*Work required:* What is the number of lines that include the word "tháng"? Provide only that figure.

*Supplied records:*
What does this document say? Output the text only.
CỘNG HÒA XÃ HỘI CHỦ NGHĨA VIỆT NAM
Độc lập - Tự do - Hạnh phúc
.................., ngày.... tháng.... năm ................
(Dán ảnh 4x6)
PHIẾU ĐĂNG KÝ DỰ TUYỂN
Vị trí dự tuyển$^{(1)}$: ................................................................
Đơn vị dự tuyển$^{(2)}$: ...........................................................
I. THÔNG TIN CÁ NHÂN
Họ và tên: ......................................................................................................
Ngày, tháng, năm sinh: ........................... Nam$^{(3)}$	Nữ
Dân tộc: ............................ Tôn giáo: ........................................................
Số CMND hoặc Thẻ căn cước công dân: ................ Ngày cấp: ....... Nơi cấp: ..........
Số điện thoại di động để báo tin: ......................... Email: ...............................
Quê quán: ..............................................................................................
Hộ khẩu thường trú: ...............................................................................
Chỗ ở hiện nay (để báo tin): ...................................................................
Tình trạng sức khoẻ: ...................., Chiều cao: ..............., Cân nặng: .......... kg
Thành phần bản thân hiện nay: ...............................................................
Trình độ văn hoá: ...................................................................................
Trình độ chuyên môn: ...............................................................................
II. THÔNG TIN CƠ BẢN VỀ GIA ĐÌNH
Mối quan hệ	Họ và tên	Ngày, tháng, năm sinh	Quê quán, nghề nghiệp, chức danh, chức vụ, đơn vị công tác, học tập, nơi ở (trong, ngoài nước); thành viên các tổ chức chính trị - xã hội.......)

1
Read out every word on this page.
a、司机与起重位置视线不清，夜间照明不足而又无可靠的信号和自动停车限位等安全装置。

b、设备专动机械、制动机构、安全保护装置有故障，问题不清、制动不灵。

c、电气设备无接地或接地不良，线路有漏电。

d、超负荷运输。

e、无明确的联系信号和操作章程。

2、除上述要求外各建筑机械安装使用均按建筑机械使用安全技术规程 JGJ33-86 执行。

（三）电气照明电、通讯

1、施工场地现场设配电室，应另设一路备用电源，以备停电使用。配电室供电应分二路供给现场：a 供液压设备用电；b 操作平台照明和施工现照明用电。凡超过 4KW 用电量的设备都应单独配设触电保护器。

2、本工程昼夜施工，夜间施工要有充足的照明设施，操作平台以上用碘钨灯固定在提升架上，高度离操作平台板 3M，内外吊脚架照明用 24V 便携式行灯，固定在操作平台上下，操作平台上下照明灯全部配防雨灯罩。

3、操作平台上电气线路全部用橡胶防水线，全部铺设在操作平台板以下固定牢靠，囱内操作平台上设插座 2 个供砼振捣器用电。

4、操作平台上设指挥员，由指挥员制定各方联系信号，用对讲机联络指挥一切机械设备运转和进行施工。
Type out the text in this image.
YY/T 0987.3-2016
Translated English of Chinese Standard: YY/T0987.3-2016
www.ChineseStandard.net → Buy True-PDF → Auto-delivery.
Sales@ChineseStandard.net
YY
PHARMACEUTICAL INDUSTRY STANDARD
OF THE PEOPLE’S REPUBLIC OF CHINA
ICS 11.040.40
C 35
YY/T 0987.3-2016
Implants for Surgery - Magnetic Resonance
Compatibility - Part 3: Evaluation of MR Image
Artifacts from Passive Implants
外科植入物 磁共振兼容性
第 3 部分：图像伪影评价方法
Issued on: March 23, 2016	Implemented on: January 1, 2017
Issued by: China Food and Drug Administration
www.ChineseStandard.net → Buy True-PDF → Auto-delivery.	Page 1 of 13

*Reply:* 3